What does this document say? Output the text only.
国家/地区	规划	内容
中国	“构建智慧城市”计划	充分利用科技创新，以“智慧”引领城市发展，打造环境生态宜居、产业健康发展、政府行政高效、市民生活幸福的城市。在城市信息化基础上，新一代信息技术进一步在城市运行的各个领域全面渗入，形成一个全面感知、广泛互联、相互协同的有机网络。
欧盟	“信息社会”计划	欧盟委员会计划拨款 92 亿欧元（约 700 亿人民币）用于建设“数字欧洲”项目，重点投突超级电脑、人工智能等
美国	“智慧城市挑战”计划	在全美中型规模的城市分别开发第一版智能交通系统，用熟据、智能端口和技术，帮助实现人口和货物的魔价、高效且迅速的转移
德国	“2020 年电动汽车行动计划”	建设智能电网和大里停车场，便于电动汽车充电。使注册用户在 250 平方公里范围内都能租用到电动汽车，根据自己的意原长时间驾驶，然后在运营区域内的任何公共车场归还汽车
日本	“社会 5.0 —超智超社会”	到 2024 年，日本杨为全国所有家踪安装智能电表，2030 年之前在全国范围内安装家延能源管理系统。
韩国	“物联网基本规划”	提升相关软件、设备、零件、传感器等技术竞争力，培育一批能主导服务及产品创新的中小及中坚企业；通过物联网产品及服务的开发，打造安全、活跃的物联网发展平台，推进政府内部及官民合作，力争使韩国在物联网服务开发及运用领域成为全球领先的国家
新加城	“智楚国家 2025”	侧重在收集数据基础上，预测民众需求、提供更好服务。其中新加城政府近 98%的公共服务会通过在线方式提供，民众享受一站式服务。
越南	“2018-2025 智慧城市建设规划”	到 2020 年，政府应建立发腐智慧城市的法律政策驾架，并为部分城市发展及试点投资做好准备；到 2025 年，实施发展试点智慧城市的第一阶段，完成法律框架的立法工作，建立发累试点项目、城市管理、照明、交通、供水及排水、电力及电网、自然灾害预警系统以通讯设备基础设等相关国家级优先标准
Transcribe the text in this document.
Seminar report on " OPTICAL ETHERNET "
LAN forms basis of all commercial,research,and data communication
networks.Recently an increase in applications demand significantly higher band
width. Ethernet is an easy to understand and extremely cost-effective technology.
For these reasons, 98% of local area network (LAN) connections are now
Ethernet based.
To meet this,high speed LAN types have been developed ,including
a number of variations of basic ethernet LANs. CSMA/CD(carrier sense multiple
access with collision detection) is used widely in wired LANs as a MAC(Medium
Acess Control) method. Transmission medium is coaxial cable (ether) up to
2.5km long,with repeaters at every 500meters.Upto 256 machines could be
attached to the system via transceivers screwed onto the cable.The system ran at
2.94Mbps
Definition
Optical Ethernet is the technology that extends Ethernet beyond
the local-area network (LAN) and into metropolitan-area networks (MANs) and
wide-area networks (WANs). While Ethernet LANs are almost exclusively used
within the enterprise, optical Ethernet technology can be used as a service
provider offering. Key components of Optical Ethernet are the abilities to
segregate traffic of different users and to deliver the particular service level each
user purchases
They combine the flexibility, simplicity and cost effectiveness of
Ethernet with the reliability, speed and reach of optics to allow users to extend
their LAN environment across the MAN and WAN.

§

▸ **REQUIRED WORK**
Every line of the data above should be reproduced word for word.

▸ **WRITTEN RESPONSE**
What does this document say? Output the text only.
国家/地区	规划	内容
中国	“构建智慧城市”计划	充分利用科技创新，以“智慧”引领城市发展，打造环境生态宜居、产业健康发展、政府行政高效、市民生活幸福的城市。在城市信息化基础上，新一代信息技术进一步在城市运行的各个领域全面渗入，形成一个全面感知、广泛互联、相互协同的有机网络。
欧盟	“信息社会”计划	欧盟委员会计划拨款 92 亿欧元（约 700 亿人民币）用于建设“数字欧洲”项目，重点投突超级电脑、人工智能等
美国	“智慧城市挑战”计划	在全美中型规模的城市分别开发第一版智能交通系统，用熟据、智能端口和技术，帮助实现人口和货物的魔价、高效且迅速的转移
德国	“2020 年电动汽车行动计划”	建设智能电网和大里停车场，便于电动汽车充电。使注册用户在 250 平方公里范围内都能租用到电动汽车，根据自己的意原长时间驾驶，然后在运营区域内的任何公共车场归还汽车
日本	“社会 5.0 —超智超社会”	到 2024 年，日本杨为全国所有家踪安装智能电表，2030 年之前在全国范围内安装家延能源管理系统。
韩国	“物联网基本规划”	提升相关软件、设备、零件、传感器等技术竞争力，培育一批能主导服务及产品创新的中小及中坚企业；通过物联网产品及服务的开发，打造安全、活跃的物联网发展平台，推进政府内部及官民合作，力争使韩国在物联网服务开发及运用领域成为全球领先的国家
新加城	“智楚国家 2025”	侧重在收集数据基础上，预测民众需求、提供更好服务。其中新加城政府近 98%的公共服务会通过在线方式提供，民众享受一站式服务。
越南	“2018-2025 智慧城市建设规划”	到 2020 年，政府应建立发腐智慧城市的法律政策驾架，并为部分城市发展及试点投资做好准备；到 2025 年，实施发展试点智慧城市的第一阶段，完成法律框架的立法工作，建立发累试点项目、城市管理、照明、交通、供水及排水、电力及电网、自然灾害预警系统以通讯设备基础设等相关国家级优先标准
Transcribe the text in this document.
Seminar report on " OPTICAL ETHERNET "
LAN forms basis of all commercial,research,and data communication
networks.Recently an increase in applications demand significantly higher band
width. Ethernet is an easy to understand and extremely cost-effective technology.
For these reasons, 98% of local area network (LAN) connections are now
Ethernet based.
To meet this,high speed LAN types have been developed ,including
a number of variations of basic ethernet LANs. CSMA/CD(carrier sense multiple
access with collision detection) is used widely in wired LANs as a MAC(Medium
Acess Control) method. Transmission medium is coaxial cable (ether) up to
2.5km long,with repeaters at every 500meters.Upto 256 machines could be
attached to the system via transceivers screwed onto the cable.The system ran at
2.94Mbps
Definition
Optical Ethernet is the technology that extends Ethernet beyond
the local-area network (LAN) and into metropolitan-area networks (MANs) and
wide-area networks (WANs). While Ethernet LANs are almost exclusively used
within the enterprise, optical Ethernet technology can be used as a service
provider offering. Key components of Optical Ethernet are the abilities to
segregate traffic of different users and to deliver the particular service level each
user purchases
They combine the flexibility, simplicity and cost effectiveness of
Ethernet with the reliability, speed and reach of optics to allow users to extend
their LAN environment across the MAN and WAN.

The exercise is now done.